Extracted data entries:

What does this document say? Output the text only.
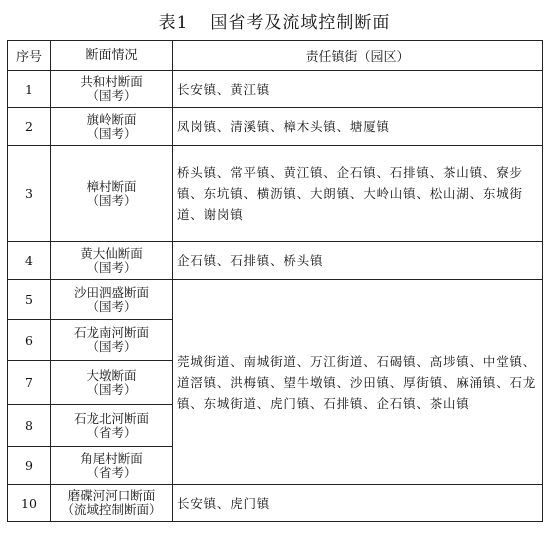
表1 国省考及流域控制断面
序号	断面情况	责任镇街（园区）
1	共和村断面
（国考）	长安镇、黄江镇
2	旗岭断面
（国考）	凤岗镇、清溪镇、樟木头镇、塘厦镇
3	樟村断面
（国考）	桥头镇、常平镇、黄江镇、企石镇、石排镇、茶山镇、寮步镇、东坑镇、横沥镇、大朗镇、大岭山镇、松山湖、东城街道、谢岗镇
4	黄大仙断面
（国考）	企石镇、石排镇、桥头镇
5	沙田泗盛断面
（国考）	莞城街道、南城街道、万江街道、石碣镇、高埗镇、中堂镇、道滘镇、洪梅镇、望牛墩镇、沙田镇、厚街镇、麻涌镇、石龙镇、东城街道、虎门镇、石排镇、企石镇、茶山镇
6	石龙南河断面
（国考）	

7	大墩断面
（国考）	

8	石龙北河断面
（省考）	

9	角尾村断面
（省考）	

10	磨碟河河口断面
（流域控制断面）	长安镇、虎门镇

*Your task*. Copy each line above that contains the string "东城街道".

*Solution*.
（国考）	桥头镇、常平镇、黄江镇、企石镇、石排镇、茶山镇、寮步镇、东坑镇、横沥镇、大朗镇、大岭山镇、松山湖、东城街道、谢岗镇
（国考）	莞城街道、南城街道、万江街道、石碣镇、高埗镇、中堂镇、道滘镇、洪梅镇、望牛墩镇、沙田镇、厚街镇、麻涌镇、石龙镇、东城街道、虎门镇、石排镇、企石镇、茶山镇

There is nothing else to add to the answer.